EXERCISE BRIEF — Your task is to transcribe all of the records exactly and leave out the pictures.

PROVIDED DATA —
━━━━━━━━━━━━━━━━━━━━

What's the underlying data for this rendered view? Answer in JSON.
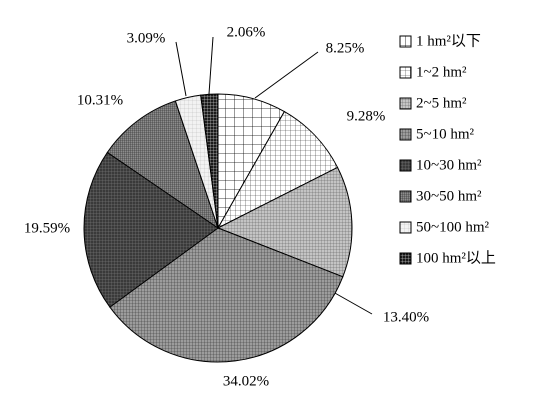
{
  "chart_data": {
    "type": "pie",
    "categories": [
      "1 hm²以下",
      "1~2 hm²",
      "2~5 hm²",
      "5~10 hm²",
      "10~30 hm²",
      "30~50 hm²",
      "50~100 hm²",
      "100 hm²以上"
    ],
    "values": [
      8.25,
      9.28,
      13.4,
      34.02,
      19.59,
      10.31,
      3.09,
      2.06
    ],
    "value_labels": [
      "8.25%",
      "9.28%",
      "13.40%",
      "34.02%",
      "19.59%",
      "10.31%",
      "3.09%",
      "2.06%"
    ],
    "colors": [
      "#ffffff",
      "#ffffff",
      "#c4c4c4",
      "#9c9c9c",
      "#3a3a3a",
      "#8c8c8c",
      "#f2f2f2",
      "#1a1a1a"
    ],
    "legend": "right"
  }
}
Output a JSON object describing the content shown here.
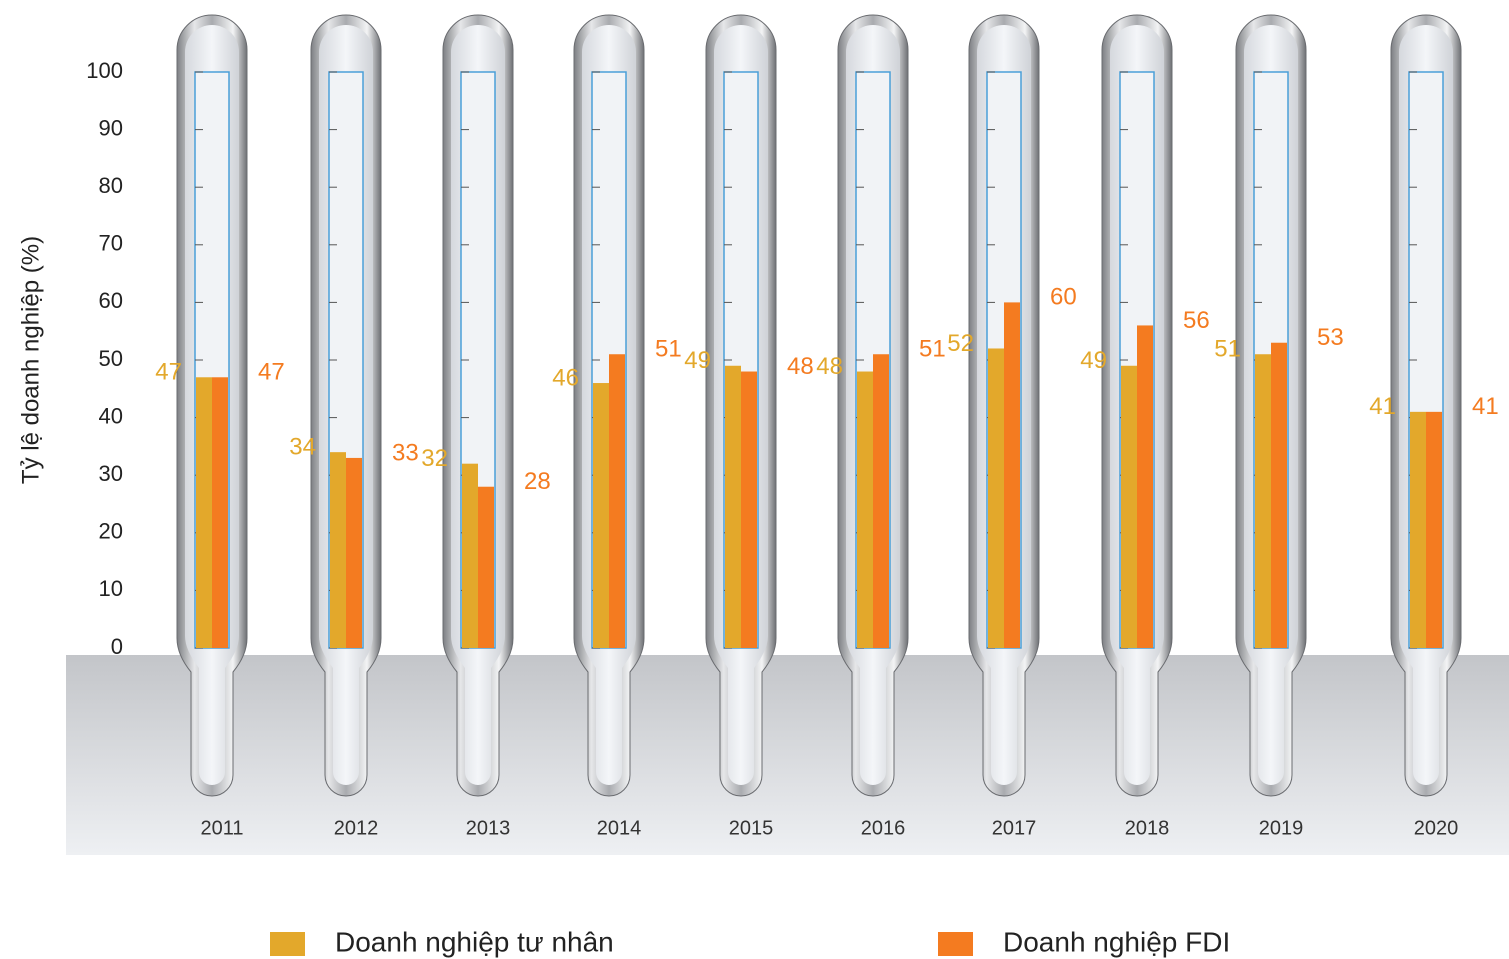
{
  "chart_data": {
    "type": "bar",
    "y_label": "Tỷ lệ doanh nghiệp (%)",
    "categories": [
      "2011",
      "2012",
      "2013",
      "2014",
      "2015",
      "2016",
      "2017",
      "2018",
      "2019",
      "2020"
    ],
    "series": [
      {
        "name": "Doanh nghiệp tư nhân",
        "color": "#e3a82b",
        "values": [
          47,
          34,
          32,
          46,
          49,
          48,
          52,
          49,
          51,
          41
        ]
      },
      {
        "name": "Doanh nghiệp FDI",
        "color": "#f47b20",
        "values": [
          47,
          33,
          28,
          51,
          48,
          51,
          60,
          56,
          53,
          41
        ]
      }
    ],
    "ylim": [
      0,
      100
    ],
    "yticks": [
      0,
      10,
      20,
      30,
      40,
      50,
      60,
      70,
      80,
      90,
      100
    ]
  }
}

━━━━━━━━━━━━━━━━━━━━

IN RESPONSE —
What's the underlying data for this rendered view? Answer in JSON.
{
  "chart_data": {
    "type": "pie",
    "categories": [
      "1 hm²以下",
      "1~2 hm²",
      "2~5 hm²",
      "5~10 hm²",
      "10~30 hm²",
      "30~50 hm²",
      "50~100 hm²",
      "100 hm²以上"
    ],
    "values": [
      8.25,
      9.28,
      13.4,
      34.02,
      19.59,
      10.31,
      3.09,
      2.06
    ],
    "value_labels": [
      "8.25%",
      "9.28%",
      "13.40%",
      "34.02%",
      "19.59%",
      "10.31%",
      "3.09%",
      "2.06%"
    ],
    "colors": [
      "#ffffff",
      "#ffffff",
      "#c4c4c4",
      "#9c9c9c",
      "#3a3a3a",
      "#8c8c8c",
      "#f2f2f2",
      "#1a1a1a"
    ],
    "legend": "right"
  }
}
Output a JSON object describing the content shown here.
{
  "chart_data": {
    "type": "bar",
    "y_label": "Tỷ lệ doanh nghiệp (%)",
    "categories": [
      "2011",
      "2012",
      "2013",
      "2014",
      "2015",
      "2016",
      "2017",
      "2018",
      "2019",
      "2020"
    ],
    "series": [
      {
        "name": "Doanh nghiệp tư nhân",
        "color": "#e3a82b",
        "values": [
          47,
          34,
          32,
          46,
          49,
          48,
          52,
          49,
          51,
          41
        ]
      },
      {
        "name": "Doanh nghiệp FDI",
        "color": "#f47b20",
        "values": [
          47,
          33,
          28,
          51,
          48,
          51,
          60,
          56,
          53,
          41
        ]
      }
    ],
    "ylim": [
      0,
      100
    ],
    "yticks": [
      0,
      10,
      20,
      30,
      40,
      50,
      60,
      70,
      80,
      90,
      100
    ]
  }
}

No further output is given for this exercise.